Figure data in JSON
··········

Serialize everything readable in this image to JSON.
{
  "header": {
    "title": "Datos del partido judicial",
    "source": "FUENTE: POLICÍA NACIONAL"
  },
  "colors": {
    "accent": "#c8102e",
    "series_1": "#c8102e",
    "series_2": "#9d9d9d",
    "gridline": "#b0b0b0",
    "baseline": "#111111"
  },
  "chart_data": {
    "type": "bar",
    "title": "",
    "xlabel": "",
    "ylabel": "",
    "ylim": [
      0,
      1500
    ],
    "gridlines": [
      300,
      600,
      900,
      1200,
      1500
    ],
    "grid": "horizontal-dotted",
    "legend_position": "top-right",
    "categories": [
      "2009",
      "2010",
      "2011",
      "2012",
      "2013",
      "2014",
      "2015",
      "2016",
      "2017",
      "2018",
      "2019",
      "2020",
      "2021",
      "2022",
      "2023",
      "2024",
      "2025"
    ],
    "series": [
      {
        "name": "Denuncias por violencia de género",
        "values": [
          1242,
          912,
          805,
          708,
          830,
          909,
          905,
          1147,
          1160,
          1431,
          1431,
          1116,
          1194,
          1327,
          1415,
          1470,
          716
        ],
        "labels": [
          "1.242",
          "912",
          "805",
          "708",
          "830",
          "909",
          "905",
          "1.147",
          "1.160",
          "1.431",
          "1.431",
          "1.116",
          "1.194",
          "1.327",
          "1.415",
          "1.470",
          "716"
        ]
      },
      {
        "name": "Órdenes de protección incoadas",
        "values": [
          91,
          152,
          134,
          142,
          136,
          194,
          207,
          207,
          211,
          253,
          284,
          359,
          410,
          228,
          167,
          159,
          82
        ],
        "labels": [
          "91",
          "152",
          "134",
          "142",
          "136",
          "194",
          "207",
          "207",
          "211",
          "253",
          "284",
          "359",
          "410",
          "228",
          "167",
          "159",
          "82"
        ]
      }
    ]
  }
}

··········

Stated exercise: Report how many lines in the entries hold the string "name". Nothing but the number is wanted.

Answer to the problem: 2